:: Extract ::
#####
In 2015, I was invited to Jordan by his Royal Highness Prince Hassan bin Talal. I worked on issues of empowerment, but I also got to understand a little bit about the terrorist group ISIS. I had the opportunity to meet, both in Nigeria and in Amman, people that have either entered or left ISIS, and people that are preparing to go in. The mothers were able to change it.

The world is a different place. Youth (some of our children) are bored. They are hopeless. They are fighting about their identity. I did some work with French Algerians living in France. They have no voice. They want to explore. They want to be creative. The economy has not made it any better because there is no employment. And then we have some half-baked preachers that take advantage of the interpretation and translation of religious texts. A text does not speak. We speak to it. So, we have some religious leaders, and they interpret or translate things in a different way and push our children into it.
#####
:: Dataset rows ::
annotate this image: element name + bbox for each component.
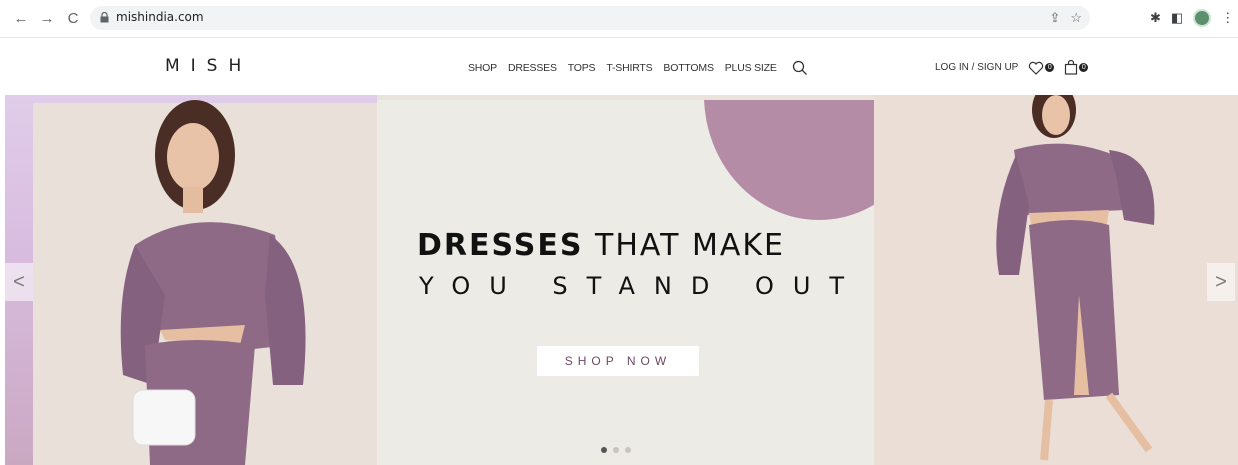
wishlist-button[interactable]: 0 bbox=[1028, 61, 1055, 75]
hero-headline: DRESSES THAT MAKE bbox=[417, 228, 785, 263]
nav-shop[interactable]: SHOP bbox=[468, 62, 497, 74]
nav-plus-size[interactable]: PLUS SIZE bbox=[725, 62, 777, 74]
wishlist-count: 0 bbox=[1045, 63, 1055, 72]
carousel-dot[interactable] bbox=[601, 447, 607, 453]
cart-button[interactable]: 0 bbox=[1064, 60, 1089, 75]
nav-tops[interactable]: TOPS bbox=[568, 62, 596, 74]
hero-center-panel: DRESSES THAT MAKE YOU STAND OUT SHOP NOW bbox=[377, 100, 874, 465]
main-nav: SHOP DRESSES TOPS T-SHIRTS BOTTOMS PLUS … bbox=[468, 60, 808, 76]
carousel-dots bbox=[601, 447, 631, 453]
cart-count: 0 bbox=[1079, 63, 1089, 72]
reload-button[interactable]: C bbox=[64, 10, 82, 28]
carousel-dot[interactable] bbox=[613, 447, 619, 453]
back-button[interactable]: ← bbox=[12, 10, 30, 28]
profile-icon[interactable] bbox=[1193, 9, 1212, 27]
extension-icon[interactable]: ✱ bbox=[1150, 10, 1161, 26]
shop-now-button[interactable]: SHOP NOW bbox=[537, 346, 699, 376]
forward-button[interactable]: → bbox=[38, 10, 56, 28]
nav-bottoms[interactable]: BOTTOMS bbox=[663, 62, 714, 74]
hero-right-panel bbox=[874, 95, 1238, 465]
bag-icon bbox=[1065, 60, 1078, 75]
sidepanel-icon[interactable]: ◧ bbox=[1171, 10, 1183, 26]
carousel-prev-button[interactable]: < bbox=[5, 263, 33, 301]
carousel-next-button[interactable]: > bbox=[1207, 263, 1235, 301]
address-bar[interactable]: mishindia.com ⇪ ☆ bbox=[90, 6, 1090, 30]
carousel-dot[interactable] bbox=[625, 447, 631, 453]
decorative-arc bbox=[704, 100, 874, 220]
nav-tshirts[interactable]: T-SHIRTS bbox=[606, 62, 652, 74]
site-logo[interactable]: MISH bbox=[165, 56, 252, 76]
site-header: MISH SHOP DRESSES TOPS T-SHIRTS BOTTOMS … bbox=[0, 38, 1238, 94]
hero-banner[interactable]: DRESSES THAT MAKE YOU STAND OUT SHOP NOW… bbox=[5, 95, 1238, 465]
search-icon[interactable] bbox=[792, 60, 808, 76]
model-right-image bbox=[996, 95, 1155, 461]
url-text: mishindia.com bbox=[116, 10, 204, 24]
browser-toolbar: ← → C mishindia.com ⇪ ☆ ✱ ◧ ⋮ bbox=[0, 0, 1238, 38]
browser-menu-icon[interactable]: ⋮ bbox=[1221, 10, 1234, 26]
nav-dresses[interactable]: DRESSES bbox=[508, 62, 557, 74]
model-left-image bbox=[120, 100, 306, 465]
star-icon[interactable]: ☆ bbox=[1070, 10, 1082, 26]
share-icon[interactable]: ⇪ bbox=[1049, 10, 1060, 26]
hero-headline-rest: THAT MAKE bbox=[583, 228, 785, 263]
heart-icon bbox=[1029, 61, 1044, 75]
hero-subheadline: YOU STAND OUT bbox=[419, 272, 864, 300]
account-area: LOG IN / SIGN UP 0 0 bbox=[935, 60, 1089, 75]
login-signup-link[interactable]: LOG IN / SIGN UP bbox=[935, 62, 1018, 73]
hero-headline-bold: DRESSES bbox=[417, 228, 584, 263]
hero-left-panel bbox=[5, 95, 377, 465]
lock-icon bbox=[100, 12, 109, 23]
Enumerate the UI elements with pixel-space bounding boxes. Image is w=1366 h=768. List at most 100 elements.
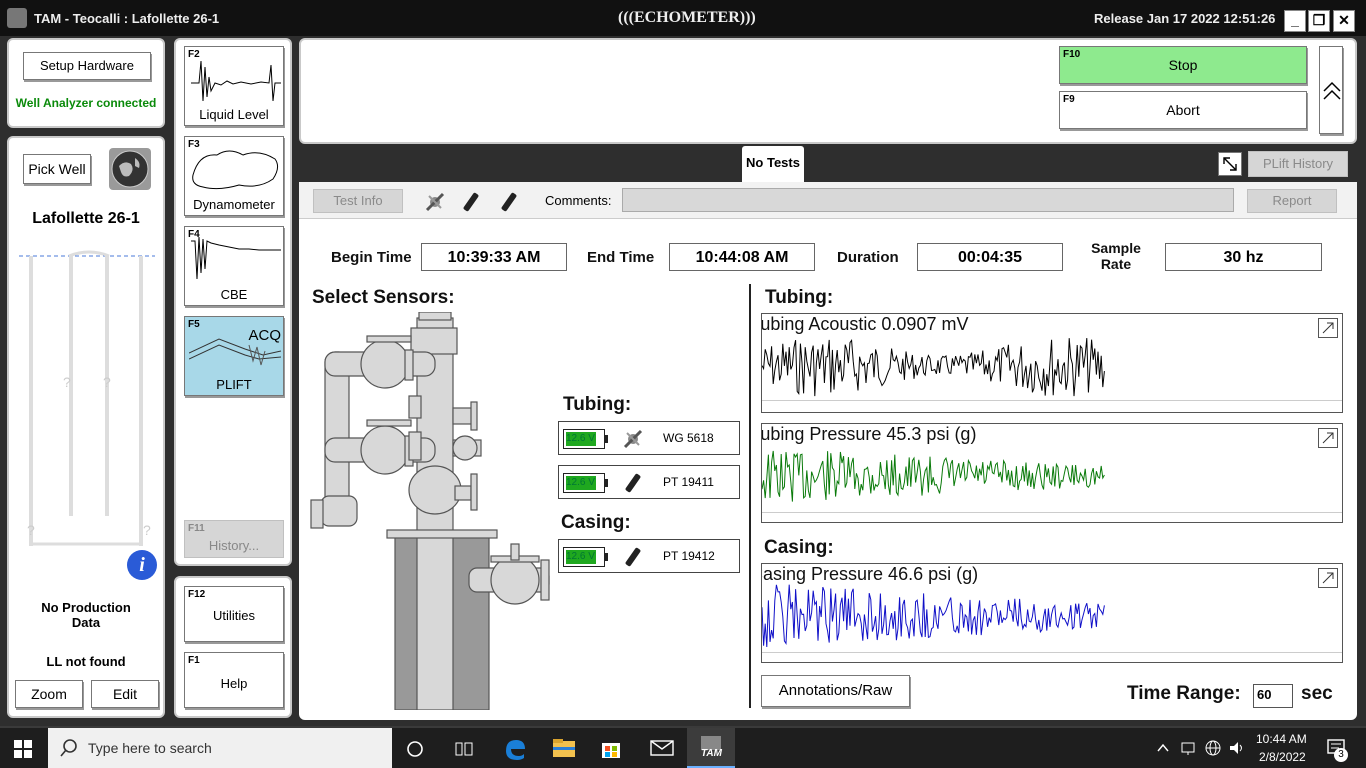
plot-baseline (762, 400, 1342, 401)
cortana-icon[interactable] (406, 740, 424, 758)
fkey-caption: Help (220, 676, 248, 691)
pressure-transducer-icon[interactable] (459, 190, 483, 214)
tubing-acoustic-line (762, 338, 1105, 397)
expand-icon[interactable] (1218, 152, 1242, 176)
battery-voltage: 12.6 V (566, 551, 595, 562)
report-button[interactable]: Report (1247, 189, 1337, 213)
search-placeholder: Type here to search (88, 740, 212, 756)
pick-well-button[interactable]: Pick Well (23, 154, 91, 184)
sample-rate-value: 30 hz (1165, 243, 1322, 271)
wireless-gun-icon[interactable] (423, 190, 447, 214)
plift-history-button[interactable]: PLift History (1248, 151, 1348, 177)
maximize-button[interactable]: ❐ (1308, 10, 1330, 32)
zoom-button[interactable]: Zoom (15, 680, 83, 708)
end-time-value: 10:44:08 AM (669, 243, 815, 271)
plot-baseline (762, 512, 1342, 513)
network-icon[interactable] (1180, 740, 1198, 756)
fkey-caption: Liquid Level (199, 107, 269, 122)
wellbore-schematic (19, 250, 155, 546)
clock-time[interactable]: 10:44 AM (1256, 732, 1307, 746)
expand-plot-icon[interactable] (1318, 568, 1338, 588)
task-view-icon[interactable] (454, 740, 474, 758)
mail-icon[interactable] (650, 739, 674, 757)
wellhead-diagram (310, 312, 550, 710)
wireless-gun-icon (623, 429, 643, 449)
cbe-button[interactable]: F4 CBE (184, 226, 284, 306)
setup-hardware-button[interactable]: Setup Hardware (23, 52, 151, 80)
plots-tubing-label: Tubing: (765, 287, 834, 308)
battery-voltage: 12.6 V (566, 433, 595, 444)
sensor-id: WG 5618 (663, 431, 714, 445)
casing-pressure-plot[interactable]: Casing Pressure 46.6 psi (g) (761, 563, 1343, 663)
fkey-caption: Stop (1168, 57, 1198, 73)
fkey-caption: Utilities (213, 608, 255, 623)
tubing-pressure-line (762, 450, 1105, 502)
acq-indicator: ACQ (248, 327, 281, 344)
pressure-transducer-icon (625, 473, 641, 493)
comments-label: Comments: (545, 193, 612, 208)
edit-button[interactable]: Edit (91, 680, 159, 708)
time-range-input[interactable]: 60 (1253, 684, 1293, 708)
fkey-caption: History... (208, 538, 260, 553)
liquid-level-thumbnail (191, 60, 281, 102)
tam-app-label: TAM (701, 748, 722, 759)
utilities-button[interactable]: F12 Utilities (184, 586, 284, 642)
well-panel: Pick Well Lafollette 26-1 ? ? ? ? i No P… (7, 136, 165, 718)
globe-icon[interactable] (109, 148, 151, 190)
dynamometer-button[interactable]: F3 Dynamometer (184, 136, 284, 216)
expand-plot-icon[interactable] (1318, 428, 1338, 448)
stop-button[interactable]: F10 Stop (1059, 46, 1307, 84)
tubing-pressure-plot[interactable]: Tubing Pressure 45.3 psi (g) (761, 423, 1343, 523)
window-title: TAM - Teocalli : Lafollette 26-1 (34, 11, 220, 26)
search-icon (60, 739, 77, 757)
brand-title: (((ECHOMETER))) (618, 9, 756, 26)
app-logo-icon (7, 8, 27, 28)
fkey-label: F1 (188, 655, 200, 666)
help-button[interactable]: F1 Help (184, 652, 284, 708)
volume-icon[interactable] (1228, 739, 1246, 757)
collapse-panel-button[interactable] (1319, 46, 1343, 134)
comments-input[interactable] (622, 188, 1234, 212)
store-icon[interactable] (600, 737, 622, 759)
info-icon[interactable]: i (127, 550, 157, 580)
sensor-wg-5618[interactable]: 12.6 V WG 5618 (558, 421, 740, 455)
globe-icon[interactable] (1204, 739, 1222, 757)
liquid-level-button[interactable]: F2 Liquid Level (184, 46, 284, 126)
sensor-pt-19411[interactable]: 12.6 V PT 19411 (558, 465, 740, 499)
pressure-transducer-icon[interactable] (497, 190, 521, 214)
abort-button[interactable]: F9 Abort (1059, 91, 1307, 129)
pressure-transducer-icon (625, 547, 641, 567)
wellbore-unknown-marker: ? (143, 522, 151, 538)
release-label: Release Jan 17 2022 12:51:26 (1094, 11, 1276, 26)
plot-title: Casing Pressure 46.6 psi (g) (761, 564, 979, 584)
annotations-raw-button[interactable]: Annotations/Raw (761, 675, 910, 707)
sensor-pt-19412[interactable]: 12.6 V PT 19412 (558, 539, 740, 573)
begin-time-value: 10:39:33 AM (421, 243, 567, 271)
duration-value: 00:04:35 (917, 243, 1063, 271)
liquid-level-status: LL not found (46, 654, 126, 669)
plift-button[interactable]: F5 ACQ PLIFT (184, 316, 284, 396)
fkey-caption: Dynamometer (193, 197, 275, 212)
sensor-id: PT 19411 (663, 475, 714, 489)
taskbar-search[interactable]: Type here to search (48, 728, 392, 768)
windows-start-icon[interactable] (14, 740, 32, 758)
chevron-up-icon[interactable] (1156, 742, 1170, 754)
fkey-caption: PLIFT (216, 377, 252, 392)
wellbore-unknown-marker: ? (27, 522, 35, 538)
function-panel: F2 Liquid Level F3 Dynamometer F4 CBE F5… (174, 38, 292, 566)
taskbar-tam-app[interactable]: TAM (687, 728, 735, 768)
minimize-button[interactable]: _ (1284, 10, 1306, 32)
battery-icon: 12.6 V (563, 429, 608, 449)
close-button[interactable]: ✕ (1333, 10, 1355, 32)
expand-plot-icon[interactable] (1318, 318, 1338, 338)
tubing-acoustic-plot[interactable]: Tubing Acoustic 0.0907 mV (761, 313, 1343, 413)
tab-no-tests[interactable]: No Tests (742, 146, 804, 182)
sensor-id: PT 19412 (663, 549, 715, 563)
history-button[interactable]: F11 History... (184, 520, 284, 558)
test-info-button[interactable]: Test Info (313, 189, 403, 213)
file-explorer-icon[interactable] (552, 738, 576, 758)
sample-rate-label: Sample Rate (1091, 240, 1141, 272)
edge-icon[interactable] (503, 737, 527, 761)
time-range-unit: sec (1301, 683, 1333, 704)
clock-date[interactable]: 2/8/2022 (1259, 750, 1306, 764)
#####
:: Given exercise ::
Reproduce the passage on youth and extremism, starting at "The world is" and ending at "children into it.". The listing isn't needed here.

:: Answer in full ::
The world is a different place. Youth (some of our children) are bored. They are hopeless. They are fighting about their identity. I did some work with French Algerians living in France. They have no voice. They want to explore. They want to be creative. The economy has not made it any better because there is no employment. And then we have some half-baked preachers that take advantage of the interpretation and translation of religious texts. A text does not speak. We speak to it. So, we have some religious leaders, and they interpret or translate things in a different way and push our children into it.